_What to do_.
List all lines of the data that include the string "text".

_Provided entries_.
******************************
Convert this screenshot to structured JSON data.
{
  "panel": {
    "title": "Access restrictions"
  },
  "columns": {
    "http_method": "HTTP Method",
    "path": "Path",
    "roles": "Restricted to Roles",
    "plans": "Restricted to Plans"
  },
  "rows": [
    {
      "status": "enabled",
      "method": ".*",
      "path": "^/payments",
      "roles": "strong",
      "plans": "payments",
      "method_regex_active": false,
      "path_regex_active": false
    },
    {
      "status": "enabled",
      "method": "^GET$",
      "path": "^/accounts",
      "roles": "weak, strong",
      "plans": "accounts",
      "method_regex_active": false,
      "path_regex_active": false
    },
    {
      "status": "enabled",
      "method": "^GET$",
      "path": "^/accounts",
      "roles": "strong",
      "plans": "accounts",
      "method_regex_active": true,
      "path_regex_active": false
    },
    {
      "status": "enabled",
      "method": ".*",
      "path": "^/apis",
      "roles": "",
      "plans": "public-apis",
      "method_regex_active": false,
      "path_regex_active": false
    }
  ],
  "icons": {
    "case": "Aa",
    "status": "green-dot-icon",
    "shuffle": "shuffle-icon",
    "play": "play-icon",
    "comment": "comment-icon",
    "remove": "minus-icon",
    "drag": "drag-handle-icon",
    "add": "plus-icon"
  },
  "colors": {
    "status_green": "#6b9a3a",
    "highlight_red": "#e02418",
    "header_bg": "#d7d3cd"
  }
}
******************************
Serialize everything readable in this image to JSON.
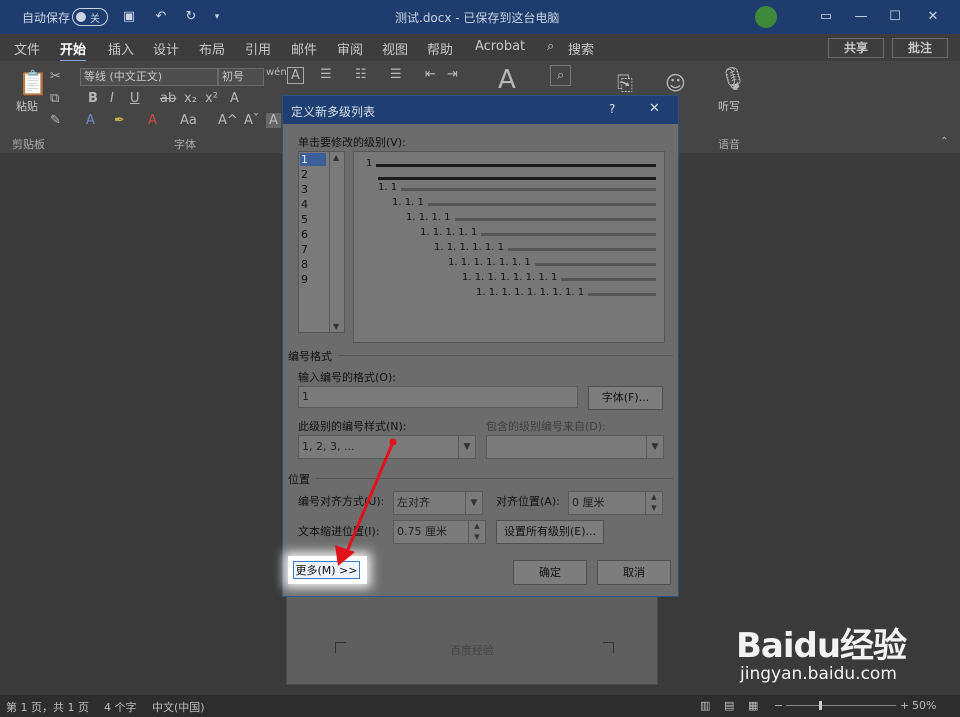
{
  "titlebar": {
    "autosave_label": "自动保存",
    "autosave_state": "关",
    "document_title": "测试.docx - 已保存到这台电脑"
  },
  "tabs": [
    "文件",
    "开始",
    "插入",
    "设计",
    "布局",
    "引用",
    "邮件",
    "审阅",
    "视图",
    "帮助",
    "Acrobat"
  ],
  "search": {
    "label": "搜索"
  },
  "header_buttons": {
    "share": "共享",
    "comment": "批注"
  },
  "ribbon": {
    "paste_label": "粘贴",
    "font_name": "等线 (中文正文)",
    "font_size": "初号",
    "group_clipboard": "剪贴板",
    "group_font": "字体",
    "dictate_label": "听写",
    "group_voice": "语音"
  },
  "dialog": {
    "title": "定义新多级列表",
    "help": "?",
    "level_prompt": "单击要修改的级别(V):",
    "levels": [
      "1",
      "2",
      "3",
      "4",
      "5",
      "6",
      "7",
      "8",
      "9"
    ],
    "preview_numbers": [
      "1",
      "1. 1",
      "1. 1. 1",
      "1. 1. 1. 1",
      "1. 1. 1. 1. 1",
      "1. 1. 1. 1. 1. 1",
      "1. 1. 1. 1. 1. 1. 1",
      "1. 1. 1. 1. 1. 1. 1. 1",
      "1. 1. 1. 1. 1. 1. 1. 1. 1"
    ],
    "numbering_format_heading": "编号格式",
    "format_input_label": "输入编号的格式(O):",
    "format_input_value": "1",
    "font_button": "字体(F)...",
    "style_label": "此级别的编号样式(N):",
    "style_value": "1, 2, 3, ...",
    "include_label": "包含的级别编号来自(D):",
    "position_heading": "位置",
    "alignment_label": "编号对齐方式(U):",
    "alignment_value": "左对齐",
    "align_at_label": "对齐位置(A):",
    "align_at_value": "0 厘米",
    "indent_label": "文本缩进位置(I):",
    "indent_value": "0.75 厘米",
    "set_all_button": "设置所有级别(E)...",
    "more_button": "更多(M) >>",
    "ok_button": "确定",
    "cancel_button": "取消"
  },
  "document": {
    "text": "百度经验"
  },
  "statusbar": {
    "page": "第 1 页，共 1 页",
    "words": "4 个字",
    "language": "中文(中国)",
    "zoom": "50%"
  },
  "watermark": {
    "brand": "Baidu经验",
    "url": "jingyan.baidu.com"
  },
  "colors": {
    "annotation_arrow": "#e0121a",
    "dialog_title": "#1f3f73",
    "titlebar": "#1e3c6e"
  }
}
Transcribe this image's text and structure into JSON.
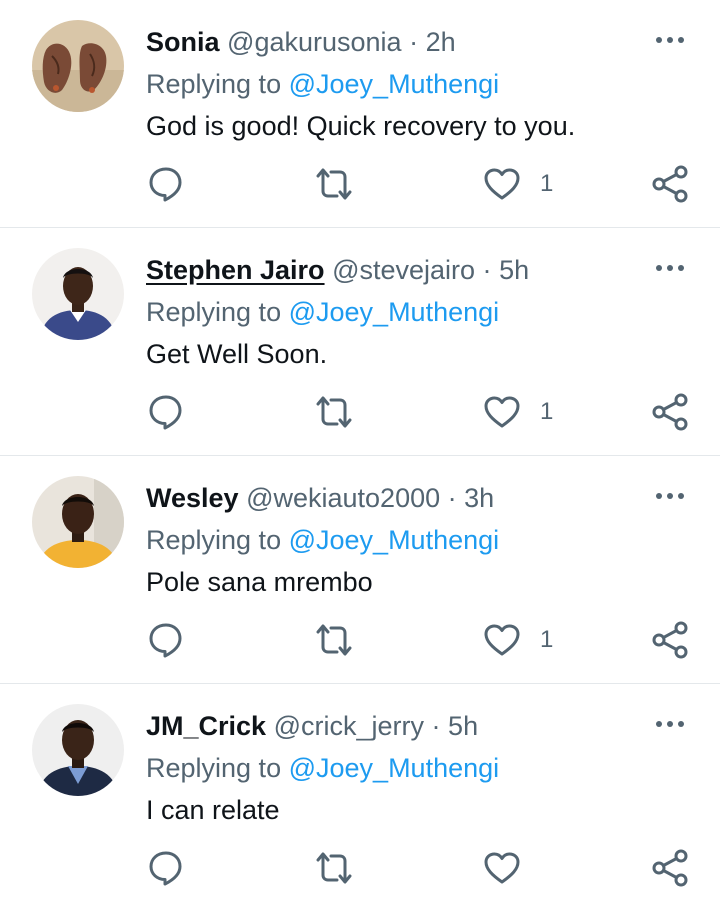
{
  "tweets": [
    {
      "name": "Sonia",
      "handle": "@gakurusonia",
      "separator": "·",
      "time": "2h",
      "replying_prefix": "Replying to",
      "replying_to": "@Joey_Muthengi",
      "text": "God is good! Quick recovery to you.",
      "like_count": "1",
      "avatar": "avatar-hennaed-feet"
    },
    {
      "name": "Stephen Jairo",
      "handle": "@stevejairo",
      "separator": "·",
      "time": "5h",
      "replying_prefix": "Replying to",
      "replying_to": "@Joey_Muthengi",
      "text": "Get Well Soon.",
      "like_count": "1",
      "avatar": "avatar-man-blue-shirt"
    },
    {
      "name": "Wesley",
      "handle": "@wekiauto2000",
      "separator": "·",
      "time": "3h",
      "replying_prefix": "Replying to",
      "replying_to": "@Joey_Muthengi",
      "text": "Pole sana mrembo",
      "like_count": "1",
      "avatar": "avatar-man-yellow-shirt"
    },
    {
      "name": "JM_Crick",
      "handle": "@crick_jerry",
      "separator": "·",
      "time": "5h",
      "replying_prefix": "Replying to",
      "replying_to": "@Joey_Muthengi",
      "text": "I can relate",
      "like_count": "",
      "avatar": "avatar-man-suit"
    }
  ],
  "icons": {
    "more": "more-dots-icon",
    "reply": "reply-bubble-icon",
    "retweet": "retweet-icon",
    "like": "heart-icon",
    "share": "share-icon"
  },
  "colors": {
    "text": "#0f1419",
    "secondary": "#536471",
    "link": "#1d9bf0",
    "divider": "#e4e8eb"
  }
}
******************************
_Full solution_.
    "text": "百度经验"
Transcribe this image's text and structure into JSON.
      "text": "God is good! Quick recovery to you.",
      "text": "Get Well Soon.",
      "text": "Pole sana mrembo",
      "text": "I can relate",
    "text": "#0f1419",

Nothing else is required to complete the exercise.